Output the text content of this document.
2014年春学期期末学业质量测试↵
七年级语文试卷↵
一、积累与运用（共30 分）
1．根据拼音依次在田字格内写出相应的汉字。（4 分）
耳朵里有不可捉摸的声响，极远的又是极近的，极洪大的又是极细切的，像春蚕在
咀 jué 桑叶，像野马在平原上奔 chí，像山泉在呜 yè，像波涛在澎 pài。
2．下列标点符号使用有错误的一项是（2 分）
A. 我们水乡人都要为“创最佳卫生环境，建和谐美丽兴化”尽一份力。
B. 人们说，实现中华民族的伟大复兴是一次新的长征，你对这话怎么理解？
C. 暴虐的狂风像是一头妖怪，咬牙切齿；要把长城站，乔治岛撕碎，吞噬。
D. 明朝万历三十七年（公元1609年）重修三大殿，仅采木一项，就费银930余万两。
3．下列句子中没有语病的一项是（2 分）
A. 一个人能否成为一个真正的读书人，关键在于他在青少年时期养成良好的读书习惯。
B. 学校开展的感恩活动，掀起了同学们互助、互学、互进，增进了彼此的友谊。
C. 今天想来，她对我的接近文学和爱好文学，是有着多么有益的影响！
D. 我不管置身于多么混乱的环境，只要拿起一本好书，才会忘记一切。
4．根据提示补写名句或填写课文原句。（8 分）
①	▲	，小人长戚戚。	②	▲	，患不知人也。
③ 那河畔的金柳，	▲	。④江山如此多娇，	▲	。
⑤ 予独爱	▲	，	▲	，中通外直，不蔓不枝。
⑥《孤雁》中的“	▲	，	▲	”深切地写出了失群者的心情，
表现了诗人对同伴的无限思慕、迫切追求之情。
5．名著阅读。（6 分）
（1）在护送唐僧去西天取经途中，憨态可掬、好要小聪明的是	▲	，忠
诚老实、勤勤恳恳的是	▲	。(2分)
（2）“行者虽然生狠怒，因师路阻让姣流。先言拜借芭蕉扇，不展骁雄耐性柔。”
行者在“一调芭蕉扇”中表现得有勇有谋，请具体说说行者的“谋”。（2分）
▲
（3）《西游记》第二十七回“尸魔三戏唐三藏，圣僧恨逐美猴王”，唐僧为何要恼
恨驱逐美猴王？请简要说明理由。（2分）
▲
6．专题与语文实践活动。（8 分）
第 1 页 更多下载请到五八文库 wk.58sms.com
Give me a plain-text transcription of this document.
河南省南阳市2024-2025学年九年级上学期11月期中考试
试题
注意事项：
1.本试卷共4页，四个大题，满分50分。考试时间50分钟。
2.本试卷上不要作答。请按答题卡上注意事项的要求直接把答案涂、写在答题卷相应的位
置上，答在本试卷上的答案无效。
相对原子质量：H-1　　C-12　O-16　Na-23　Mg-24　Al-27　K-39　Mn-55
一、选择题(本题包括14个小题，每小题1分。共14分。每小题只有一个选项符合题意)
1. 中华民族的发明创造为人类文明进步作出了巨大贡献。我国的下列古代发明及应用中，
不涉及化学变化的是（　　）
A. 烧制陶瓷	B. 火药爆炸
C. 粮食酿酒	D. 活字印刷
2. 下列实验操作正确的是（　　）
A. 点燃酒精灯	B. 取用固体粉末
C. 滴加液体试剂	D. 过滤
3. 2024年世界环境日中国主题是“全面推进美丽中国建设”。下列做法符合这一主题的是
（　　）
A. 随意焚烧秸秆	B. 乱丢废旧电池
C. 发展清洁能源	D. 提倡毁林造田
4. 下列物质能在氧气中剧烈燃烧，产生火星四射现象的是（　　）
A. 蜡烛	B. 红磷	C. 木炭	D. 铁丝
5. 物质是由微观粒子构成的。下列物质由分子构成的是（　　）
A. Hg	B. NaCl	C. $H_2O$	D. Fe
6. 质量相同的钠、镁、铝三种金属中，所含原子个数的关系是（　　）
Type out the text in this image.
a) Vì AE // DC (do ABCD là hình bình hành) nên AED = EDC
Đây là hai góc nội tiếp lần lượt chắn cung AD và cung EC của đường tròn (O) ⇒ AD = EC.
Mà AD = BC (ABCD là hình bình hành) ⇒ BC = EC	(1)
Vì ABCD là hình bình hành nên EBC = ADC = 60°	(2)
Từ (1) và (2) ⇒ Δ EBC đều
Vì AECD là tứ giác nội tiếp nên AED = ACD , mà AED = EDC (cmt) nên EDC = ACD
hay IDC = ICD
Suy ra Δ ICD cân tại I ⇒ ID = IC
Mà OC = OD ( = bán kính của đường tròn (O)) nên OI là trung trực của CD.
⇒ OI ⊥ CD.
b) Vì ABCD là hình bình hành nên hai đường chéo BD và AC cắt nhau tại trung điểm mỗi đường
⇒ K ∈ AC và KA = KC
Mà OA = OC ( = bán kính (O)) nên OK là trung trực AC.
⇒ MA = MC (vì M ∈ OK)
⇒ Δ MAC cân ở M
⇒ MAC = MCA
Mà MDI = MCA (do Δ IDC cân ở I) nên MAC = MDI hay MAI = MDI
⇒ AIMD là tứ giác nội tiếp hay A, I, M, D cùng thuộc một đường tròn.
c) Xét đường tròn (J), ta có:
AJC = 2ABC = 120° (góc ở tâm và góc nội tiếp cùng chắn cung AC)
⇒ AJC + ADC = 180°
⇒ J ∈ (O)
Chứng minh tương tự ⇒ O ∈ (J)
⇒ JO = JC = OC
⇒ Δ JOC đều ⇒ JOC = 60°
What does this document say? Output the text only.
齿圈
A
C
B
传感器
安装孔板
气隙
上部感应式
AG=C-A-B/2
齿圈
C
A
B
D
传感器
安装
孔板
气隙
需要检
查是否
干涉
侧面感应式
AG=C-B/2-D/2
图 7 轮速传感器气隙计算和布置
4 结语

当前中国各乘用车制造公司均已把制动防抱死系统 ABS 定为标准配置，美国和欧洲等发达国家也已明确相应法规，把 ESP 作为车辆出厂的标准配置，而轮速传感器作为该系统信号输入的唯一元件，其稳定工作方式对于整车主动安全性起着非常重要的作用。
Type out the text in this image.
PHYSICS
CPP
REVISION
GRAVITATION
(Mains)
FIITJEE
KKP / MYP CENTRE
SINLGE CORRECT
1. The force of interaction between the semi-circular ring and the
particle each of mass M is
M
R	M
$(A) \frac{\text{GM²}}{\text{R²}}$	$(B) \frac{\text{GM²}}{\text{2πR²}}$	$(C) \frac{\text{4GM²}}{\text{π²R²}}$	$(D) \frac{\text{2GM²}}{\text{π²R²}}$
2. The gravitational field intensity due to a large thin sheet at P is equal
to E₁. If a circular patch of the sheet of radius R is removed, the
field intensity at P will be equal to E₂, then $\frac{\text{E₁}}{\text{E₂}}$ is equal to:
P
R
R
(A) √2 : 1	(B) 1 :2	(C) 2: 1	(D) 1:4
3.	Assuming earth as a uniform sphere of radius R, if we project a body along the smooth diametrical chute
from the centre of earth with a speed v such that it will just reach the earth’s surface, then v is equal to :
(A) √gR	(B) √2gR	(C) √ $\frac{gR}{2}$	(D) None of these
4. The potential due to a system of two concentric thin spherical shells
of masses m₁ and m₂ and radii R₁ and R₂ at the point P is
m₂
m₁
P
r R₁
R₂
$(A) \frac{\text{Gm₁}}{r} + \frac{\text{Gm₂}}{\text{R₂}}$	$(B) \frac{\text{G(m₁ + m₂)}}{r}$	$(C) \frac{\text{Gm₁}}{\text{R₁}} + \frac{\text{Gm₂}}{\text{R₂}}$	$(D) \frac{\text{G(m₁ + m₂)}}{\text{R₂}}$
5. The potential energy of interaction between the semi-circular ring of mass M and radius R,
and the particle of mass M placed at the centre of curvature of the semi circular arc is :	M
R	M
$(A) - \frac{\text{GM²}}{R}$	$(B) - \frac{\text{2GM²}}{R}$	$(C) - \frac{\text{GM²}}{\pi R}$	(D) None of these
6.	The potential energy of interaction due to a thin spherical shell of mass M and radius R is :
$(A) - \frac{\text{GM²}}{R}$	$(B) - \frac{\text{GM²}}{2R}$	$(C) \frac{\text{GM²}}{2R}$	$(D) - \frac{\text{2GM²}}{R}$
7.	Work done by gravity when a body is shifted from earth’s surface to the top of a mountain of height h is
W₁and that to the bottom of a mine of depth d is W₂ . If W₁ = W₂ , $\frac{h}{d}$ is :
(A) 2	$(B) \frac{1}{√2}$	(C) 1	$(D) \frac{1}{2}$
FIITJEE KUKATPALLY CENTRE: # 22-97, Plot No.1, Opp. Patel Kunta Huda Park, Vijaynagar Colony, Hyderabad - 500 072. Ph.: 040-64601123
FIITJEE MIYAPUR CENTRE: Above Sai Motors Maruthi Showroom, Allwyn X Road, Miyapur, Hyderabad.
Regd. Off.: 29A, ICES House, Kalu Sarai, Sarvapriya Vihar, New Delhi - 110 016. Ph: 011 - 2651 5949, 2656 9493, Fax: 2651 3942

# Given request
Identify each line in the records above containing the word "these"; copy those lines.

# Task output
(A) √gR	(B) √2gR	(C) √ $\frac{gR}{2}$	(D) None of these
$(A) - \frac{\text{GM²}}{R}$	$(B) - \frac{\text{2GM²}}{R}$	$(C) - \frac{\text{GM²}}{\pi R}$	(D) None of these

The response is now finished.